#### DÉFI A
D'après l'extrait sur l'intervention russe en Syrie, pourquoi cette intervention fait-elle tout de suite polémique dans le monde occidental ? Répondez en une à trois phrases.
#### DÉFI B
Selon l'extrait sur l'intervention russe en Syrie, depuis quelle intervention l'armée russe n'était-elle plus intervenue à l'extérieur ?
#### DÉFI C
Poursuivez l'extrait sur l'intervention russe en Syrie à partir de sa dernière phrase.

#### EXTRAIT FOURNI
Dans le contexte de la guerre civile syrienne et du positionnement politique de la Russie aux côtés du régime syrien de Bachar Al-Assad, l’assemblée fédérale russe donne son aval au Président Vladimir Poutine afin que ce dernier réponde favorablement à la demande officielle de Assad d’obtenir un soutien militaire russe, pour combattre les groupes terroristes en Syrie. Première intervention extérieure de l’armée russe depuis l’Afghanistan, elle fait immédiatement polémique dans le monde occidental : accusation à l’encontre des Russes de trop cibler les groupes rebelles dits « modérés », méthodes de bombardement trop brutales, surtout pour les populations civiles.
Cela étant, l’intervention russe contraste avec le modèle otanien d’opération militaire, engageant un spectre complet de moyens (exemple de l’Afghanistan, soutien à tous les échelons des forces locales, formation, accompagnement au combat, appui spécialisé, et actions de combat engageant des troupes au sol et des moyens variés), ou limité (coalition anti-EI en Irak par exemple formation, principe d’appui en complémentarité des forces locales avec moyens sophistiqués, accompagnement au combat limité aux forces spéciales et/ou moyens clandestins).

#### DONNÉES FOURNIES

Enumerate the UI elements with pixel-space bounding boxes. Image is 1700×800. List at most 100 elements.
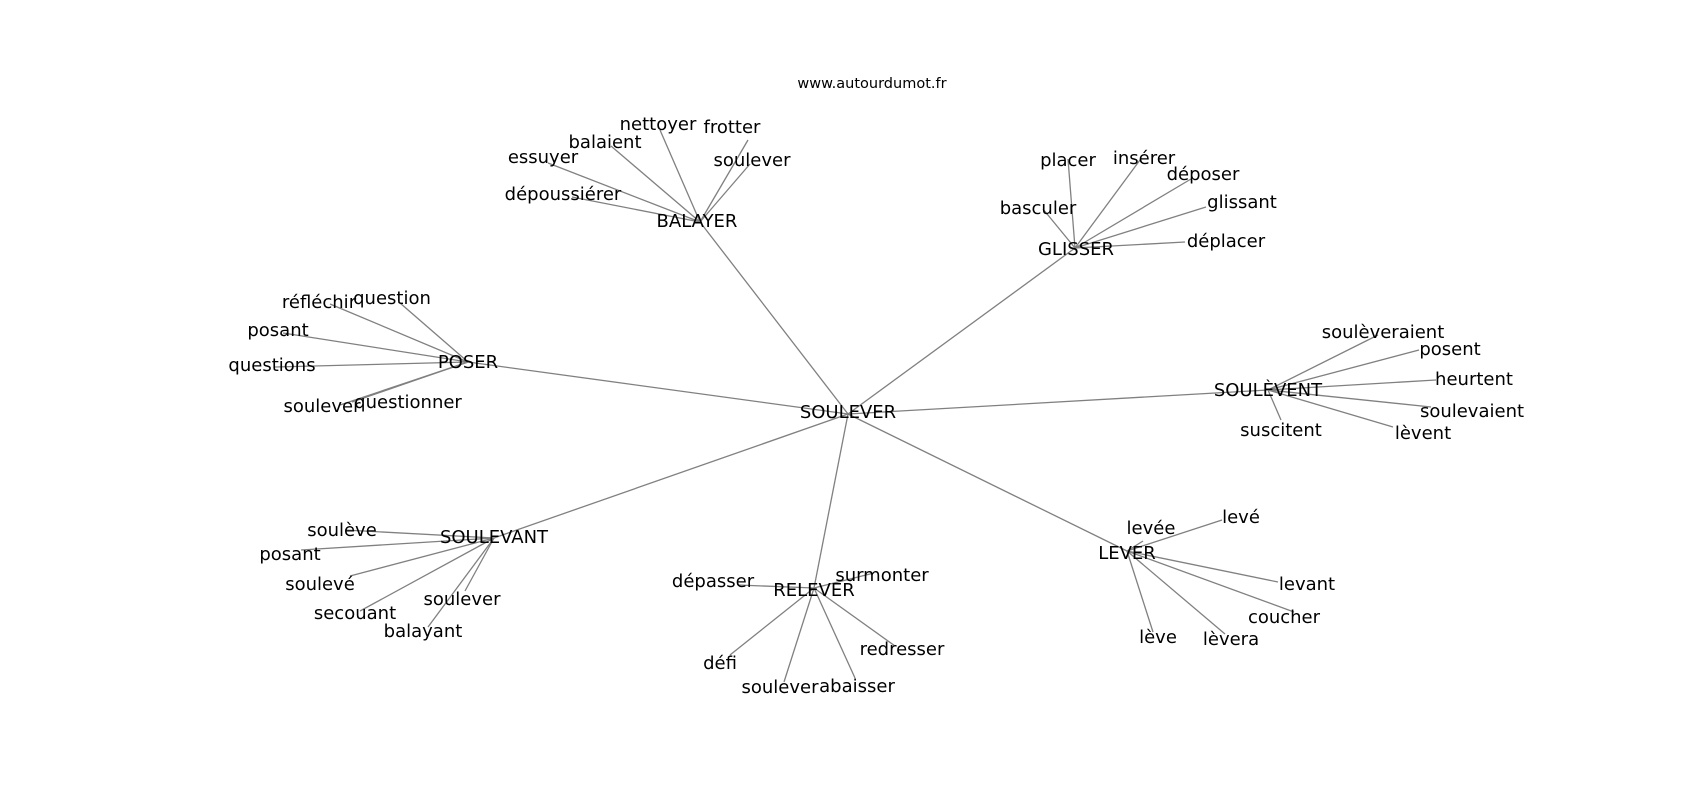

#### CORRIGÉ A
On accuse les Russes de trop viser les groupes rebelles dits « modérés ». On leur reproche aussi des méthodes de bombardement trop brutales, surtout pour les populations civiles.

#### CORRIGÉ B
Depuis l'Afghanistan.

#### CORRIGÉ C
L’éventail des troupes russes déployées en Syrie est en effet très complet, avec des moyens aériens et navals, mais aussi des forces au sol, conventionnelles ou non, voire même privées1. L’apport des forces russes dans ce cadre n’est pas simplement une fourniture ponctuelle d’appui dans des domaines spécifiques afin de pallier les lacunes de compétence des forces locales ; elle est un appui complet visant l’efficacité, ce qui explique par exemple l’importance donnée aux forces au sol, plus que dans la coalition anti-EI menée par les Etats-Unis. Cela étant, elle n’a pas vocation à mener des actions conventionnelles de combat en totale autonomie, c’est-à-dire indépendamment des forces locales. Dans l’ensemble, les moyens déployés auraient été de 5000 hommes au plus fort des opérations entre 2016 et 2017, concentrés sur la base aérienne de Hmeimim (25 km au sud de Lattaquié), les bases avancées de Shairat et de Tiyas (près de Palmyre pour la seconde), avec en outre des emprises portuaires importantes à Tartous2.
Dans ce cadre général, les affrontements à Palmyre permettent de mettre en perspective le dispositif militaire russe, et surtout son évolution, elle-même sous-tendue par les objectifs stratégiques et politiques définis au plus haut niveau du gouvernement de la Fédération.
La ville de Palmyre se situe au centre de la Syrie, dans une zone désertique. Ville isolée mais stratégique : c’est une oasis, un hub de centralisation des pipelines et de l’exploitation de gaz du pays. Une clé d’isolation ou de soutien pour Deir Ez-Zor aussi, ce qui explique les efforts de l’EI dans ses offensives pour la prendre, et protéger ainsi un de ses centres syriens. La ville est enfin un symbole historique dont la prise en 2015 a un fort retentissement médiatique. L’implication des troupes russes dans les opérations de reprise suit donc des impératifs stratégiques d’image de l’armée et du pouvoir russes dans des batailles suivies au niveau mondial.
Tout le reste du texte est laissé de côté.